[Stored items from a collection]
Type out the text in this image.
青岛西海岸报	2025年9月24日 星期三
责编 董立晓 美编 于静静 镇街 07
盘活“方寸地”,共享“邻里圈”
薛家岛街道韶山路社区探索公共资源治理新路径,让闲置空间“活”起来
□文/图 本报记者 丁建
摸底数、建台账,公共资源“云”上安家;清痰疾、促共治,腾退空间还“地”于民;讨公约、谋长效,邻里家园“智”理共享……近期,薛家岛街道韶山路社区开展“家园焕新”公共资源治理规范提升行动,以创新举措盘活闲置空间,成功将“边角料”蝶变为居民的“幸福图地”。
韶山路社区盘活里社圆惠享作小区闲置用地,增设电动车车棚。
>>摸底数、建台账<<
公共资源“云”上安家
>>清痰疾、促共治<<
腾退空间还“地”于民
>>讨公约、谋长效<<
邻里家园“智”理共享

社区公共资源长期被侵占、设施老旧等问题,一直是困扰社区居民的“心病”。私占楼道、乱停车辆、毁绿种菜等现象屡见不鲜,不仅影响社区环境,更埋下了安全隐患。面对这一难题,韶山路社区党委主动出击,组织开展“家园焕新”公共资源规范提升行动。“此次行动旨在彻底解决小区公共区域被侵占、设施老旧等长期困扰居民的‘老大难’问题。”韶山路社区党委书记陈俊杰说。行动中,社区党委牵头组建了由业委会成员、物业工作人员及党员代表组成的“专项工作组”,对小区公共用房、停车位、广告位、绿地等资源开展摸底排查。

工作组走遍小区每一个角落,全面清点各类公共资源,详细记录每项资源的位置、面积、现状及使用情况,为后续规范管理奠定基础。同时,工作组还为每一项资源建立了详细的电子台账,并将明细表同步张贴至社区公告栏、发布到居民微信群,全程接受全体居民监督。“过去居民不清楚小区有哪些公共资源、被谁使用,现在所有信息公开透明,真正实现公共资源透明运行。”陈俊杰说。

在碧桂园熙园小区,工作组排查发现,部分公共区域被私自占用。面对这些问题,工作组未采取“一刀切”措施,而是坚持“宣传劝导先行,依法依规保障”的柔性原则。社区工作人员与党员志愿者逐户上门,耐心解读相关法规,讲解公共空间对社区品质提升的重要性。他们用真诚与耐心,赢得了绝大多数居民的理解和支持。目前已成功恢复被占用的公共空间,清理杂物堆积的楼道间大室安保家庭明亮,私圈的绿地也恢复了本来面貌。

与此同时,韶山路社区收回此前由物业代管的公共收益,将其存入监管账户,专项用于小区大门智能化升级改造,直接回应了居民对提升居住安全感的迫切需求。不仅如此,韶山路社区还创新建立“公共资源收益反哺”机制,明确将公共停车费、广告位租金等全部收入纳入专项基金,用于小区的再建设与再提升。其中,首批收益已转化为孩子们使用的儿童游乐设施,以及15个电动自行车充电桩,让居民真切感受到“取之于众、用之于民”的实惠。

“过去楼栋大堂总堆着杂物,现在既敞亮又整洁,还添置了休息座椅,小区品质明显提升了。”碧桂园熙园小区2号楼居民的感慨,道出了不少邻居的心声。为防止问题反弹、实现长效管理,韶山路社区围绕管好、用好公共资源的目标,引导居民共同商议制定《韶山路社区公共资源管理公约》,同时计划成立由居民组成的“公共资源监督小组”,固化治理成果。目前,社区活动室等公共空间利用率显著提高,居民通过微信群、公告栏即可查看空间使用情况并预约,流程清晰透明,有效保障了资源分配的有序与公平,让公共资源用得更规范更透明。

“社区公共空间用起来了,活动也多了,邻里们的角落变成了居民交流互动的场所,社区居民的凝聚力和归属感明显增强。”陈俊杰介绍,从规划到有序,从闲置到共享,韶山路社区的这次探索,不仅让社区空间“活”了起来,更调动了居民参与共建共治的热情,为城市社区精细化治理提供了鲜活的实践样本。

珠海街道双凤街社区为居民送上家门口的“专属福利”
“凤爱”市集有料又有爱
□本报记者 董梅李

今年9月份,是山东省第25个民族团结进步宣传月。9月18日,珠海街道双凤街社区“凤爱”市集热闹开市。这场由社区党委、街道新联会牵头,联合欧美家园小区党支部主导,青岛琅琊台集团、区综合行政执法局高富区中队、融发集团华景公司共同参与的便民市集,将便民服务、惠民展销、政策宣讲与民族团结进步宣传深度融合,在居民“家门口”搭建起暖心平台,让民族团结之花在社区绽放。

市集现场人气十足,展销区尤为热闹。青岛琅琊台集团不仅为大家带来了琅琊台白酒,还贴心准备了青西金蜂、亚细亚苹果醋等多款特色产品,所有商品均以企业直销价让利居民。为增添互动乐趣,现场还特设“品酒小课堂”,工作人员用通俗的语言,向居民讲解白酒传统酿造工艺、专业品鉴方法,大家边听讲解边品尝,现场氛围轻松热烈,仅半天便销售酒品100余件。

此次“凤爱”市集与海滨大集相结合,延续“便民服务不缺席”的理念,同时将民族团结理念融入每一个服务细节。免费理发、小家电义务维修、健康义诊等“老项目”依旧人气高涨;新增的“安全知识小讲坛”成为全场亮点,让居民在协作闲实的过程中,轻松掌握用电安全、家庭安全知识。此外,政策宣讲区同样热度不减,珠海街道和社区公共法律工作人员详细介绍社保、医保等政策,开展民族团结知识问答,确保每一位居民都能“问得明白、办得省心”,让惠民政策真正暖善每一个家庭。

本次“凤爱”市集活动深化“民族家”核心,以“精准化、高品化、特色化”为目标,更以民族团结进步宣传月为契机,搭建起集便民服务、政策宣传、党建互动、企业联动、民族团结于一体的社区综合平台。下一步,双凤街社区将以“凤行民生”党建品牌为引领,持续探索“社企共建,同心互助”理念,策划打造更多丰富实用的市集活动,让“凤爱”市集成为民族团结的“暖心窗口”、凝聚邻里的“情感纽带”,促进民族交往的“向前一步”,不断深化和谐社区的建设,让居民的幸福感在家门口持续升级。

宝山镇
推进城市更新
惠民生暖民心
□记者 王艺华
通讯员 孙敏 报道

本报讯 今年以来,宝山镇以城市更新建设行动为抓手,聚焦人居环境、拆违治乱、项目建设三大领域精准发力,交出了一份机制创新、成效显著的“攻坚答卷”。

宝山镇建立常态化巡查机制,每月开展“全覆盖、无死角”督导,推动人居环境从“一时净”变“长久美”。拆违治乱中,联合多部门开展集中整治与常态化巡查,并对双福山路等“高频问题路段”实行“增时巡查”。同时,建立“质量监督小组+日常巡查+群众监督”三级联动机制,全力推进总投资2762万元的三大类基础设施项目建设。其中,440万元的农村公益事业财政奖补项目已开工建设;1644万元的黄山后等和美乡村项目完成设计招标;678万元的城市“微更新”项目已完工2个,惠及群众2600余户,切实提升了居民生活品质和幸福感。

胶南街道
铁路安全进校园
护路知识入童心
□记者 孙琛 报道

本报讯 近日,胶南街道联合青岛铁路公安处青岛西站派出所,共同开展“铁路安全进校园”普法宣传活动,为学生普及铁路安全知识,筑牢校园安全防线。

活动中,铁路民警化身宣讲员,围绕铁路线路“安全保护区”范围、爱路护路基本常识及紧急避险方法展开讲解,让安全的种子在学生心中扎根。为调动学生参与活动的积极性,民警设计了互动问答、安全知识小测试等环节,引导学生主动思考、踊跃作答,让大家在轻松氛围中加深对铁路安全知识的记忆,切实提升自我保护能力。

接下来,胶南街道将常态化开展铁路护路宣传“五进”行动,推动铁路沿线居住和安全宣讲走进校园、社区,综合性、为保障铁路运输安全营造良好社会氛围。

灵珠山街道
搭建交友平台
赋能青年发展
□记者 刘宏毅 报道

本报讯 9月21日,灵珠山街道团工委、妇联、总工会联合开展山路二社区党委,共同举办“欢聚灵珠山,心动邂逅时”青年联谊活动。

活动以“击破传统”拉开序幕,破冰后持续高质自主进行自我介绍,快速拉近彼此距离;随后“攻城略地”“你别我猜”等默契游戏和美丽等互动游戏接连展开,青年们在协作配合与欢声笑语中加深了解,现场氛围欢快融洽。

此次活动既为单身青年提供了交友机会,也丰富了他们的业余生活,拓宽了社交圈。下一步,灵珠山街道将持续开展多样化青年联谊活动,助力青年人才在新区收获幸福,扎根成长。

--- Short problem ---
Take every line from the data above that holds "家园焕新" and copy it out.

--- Result of the exercise ---
摸底数、建台账,公共资源“云”上安家;清痰疾、促共治,腾退空间还“地”于民;讨公约、谋长效,邻里家园“智”理共享……近期,薛家岛街道韶山路社区开展“家园焕新”公共资源治理规范提升行动,以创新举措盘活闲置空间,成功将“边角料”蝶变为居民的“幸福图地”。
社区公共资源长期被侵占、设施老旧等问题,一直是困扰社区居民的“心病”。私占楼道、乱停车辆、毁绿种菜等现象屡见不鲜,不仅影响社区环境,更埋下了安全隐患。面对这一难题,韶山路社区党委主动出击,组织开展“家园焕新”公共资源规范提升行动。“此次行动旨在彻底解决小区公共区域被侵占、设施老旧等长期困扰居民的‘老大难’问题。”韶山路社区党委书记陈俊杰说。行动中,社区党委牵头组建了由业委会成员、物业工作人员及党员代表组成的“专项工作组”,对小区公共用房、停车位、广告位、绿地等资源开展摸底排查。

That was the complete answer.